### Work instructions
Quote all of the entries word for word.

### Available data
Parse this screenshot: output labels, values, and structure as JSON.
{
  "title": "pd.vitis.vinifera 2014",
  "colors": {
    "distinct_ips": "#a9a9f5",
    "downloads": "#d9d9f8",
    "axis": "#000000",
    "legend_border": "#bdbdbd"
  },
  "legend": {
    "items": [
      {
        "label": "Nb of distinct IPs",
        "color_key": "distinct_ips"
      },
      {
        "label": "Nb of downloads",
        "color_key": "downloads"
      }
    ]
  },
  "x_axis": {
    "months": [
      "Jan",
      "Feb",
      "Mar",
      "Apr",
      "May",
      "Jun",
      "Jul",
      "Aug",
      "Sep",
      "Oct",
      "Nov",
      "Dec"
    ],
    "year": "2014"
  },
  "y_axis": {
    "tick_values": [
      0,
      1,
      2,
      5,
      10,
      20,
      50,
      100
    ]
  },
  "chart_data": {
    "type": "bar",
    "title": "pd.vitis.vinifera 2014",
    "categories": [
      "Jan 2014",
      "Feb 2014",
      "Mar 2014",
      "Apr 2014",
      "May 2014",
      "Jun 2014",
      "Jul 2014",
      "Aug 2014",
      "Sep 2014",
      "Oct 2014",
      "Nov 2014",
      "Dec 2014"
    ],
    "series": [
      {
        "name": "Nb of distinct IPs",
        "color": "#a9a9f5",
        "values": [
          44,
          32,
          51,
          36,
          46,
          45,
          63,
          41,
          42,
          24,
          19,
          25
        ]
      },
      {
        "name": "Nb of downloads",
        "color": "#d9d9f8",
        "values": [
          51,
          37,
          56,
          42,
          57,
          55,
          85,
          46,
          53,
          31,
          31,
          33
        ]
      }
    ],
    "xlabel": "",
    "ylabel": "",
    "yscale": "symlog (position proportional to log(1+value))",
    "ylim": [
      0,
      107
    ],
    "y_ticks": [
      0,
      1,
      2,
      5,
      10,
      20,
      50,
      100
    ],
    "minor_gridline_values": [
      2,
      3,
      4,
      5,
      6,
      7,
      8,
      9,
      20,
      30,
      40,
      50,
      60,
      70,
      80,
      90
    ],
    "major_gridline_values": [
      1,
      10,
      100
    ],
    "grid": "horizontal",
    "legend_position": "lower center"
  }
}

### Complete response
Parse this screenshot: output labels, values, and structure as JSON.
{
  "title": "pd.vitis.vinifera 2014",
  "colors": {
    "distinct_ips": "#a9a9f5",
    "downloads": "#d9d9f8",
    "axis": "#000000",
    "legend_border": "#bdbdbd"
  },
  "legend": {
    "items": [
      {
        "label": "Nb of distinct IPs",
        "color_key": "distinct_ips"
      },
      {
        "label": "Nb of downloads",
        "color_key": "downloads"
      }
    ]
  },
  "x_axis": {
    "months": [
      "Jan",
      "Feb",
      "Mar",
      "Apr",
      "May",
      "Jun",
      "Jul",
      "Aug",
      "Sep",
      "Oct",
      "Nov",
      "Dec"
    ],
    "year": "2014"
  },
  "y_axis": {
    "tick_values": [
      0,
      1,
      2,
      5,
      10,
      20,
      50,
      100
    ]
  },
  "chart_data": {
    "type": "bar",
    "title": "pd.vitis.vinifera 2014",
    "categories": [
      "Jan 2014",
      "Feb 2014",
      "Mar 2014",
      "Apr 2014",
      "May 2014",
      "Jun 2014",
      "Jul 2014",
      "Aug 2014",
      "Sep 2014",
      "Oct 2014",
      "Nov 2014",
      "Dec 2014"
    ],
    "series": [
      {
        "name": "Nb of distinct IPs",
        "color": "#a9a9f5",
        "values": [
          44,
          32,
          51,
          36,
          46,
          45,
          63,
          41,
          42,
          24,
          19,
          25
        ]
      },
      {
        "name": "Nb of downloads",
        "color": "#d9d9f8",
        "values": [
          51,
          37,
          56,
          42,
          57,
          55,
          85,
          46,
          53,
          31,
          31,
          33
        ]
      }
    ],
    "xlabel": "",
    "ylabel": "",
    "yscale": "symlog (position proportional to log(1+value))",
    "ylim": [
      0,
      107
    ],
    "y_ticks": [
      0,
      1,
      2,
      5,
      10,
      20,
      50,
      100
    ],
    "minor_gridline_values": [
      2,
      3,
      4,
      5,
      6,
      7,
      8,
      9,
      20,
      30,
      40,
      50,
      60,
      70,
      80,
      90
    ],
    "major_gridline_values": [
      1,
      10,
      100
    ],
    "grid": "horizontal",
    "legend_position": "lower center"
  }
}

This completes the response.